**What to work on**
Find every line with the string "华发社区" in it, count them, and reply with that count only.

****************************************

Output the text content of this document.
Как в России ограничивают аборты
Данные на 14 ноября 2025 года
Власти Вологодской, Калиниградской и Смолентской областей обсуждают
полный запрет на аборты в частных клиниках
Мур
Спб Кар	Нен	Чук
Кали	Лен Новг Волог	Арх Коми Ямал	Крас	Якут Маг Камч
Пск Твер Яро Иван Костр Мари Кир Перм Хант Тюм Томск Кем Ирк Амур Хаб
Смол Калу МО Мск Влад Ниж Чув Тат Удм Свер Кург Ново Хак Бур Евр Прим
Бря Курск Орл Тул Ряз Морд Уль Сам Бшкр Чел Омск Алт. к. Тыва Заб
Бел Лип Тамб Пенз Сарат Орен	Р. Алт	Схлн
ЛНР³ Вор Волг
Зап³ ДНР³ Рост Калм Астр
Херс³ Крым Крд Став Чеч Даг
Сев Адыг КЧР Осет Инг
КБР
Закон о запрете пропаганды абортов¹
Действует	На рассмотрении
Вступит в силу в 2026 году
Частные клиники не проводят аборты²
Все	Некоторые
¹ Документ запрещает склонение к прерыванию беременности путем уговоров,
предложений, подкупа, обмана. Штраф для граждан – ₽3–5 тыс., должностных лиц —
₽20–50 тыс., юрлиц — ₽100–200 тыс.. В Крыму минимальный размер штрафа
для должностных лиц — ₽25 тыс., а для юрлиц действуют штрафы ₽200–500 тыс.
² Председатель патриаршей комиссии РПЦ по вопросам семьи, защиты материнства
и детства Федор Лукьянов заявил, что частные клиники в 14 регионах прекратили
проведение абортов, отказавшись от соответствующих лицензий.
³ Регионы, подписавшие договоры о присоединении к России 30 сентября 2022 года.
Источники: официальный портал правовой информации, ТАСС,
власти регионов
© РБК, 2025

****************************************

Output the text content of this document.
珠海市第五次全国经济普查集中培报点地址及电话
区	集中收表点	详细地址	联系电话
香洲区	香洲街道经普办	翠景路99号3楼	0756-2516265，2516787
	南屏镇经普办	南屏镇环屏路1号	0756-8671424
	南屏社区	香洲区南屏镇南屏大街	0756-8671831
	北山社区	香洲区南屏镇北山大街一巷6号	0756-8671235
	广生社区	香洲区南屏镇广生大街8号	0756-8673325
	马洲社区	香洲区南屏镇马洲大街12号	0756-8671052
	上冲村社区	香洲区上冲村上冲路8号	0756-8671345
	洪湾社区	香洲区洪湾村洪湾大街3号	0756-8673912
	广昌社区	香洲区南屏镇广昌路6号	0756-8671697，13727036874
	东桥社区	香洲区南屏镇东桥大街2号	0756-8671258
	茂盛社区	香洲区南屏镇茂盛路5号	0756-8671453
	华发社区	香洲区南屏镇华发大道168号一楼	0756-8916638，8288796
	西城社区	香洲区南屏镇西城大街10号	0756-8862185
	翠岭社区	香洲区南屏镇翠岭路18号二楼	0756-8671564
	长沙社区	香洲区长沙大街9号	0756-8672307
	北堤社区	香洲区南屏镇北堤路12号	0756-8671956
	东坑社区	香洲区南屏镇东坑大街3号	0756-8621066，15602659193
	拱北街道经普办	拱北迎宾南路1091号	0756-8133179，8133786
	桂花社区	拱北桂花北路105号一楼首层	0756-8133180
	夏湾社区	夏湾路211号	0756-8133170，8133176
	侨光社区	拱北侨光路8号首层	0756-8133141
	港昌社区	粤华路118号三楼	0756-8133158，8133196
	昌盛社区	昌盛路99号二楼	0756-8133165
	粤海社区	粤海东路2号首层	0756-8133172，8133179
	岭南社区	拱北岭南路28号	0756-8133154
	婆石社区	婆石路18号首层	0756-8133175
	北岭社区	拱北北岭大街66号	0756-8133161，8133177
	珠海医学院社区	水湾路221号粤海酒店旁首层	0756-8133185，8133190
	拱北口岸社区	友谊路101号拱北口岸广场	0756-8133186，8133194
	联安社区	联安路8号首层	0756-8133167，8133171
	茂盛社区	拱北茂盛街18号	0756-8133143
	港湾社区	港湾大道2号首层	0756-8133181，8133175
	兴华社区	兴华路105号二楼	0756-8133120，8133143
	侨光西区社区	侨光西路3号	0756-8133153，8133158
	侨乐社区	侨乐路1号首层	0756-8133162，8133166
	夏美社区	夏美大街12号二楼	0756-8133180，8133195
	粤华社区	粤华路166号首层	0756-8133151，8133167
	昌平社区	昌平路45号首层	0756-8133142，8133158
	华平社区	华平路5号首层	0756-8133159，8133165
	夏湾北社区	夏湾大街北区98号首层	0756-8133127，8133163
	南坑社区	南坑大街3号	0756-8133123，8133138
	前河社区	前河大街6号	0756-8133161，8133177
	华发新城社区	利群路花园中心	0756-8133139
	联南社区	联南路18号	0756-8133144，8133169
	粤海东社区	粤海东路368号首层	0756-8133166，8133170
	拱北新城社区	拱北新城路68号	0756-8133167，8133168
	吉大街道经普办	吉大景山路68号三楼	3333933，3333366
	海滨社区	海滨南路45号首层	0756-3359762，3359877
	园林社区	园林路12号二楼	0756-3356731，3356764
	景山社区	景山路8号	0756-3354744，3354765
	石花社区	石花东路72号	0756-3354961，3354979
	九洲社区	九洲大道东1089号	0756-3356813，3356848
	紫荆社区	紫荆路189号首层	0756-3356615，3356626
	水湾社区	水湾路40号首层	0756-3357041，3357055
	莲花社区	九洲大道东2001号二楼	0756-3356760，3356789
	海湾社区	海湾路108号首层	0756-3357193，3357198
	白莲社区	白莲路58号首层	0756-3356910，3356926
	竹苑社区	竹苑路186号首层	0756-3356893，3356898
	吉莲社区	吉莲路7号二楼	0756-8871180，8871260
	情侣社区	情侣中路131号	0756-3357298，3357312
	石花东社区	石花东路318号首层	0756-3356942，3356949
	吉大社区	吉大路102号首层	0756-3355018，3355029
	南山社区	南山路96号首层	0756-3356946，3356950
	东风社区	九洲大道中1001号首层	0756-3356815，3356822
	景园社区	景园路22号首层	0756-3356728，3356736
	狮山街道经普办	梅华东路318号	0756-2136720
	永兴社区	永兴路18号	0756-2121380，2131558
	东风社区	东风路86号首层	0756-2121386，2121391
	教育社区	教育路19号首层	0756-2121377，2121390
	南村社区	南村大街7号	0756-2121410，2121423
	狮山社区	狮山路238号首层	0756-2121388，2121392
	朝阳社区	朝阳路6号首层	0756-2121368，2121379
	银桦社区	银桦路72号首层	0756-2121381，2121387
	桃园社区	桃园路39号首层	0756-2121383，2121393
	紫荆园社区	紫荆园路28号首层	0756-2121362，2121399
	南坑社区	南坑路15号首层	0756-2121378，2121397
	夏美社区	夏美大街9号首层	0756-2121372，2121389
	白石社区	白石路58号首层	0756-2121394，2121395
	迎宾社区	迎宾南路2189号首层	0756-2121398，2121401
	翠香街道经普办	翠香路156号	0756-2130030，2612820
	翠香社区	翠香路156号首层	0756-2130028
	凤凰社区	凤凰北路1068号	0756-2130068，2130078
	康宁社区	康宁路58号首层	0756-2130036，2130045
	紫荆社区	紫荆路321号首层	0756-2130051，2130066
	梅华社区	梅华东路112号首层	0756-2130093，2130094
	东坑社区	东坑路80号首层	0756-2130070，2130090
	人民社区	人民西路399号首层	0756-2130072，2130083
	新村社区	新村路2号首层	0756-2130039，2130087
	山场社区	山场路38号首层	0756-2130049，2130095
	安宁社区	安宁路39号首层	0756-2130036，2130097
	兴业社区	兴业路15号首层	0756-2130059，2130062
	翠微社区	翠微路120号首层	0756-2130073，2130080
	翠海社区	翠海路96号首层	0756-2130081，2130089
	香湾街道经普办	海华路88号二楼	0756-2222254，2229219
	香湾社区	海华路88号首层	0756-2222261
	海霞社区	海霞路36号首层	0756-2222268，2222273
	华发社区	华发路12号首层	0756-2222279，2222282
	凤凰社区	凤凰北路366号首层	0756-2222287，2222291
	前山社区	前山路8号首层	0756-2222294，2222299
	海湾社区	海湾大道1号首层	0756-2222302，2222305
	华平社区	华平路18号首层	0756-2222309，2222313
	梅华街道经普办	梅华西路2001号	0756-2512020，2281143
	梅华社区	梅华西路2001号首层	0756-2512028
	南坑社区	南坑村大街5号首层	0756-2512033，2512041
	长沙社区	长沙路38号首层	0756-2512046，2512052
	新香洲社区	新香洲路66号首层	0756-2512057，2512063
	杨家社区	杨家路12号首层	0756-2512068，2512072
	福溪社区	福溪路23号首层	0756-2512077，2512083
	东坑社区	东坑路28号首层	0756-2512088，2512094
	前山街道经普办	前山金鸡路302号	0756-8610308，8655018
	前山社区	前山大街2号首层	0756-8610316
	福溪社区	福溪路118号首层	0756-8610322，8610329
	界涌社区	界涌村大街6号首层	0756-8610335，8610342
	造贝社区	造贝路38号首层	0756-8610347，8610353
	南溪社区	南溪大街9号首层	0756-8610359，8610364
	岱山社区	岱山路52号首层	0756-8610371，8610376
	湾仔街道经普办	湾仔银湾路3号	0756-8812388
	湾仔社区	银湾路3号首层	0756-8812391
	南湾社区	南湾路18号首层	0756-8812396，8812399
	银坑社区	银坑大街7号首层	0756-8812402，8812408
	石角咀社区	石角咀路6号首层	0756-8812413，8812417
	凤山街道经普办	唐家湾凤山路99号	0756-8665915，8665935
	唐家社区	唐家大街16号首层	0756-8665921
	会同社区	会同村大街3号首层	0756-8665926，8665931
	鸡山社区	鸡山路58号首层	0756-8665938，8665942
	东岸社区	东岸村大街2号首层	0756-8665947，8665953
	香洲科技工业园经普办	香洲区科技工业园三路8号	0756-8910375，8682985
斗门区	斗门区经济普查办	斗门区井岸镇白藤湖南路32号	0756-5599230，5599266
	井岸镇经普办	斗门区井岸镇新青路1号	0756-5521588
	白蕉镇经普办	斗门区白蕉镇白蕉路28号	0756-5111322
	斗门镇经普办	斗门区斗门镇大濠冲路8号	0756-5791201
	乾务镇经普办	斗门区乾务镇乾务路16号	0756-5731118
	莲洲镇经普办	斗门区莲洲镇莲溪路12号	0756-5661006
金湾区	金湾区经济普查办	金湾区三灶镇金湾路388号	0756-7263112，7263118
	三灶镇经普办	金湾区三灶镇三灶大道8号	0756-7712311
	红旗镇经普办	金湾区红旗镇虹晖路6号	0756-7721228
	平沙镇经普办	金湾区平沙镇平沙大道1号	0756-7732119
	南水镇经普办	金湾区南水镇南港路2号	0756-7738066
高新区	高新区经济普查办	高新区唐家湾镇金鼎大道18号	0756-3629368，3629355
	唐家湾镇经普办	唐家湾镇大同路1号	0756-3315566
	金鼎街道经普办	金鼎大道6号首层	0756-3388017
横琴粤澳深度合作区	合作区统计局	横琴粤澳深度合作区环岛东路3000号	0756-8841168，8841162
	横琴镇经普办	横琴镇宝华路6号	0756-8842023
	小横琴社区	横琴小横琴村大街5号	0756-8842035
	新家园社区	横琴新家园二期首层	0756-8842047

****************************************

**Solution to this problem**
2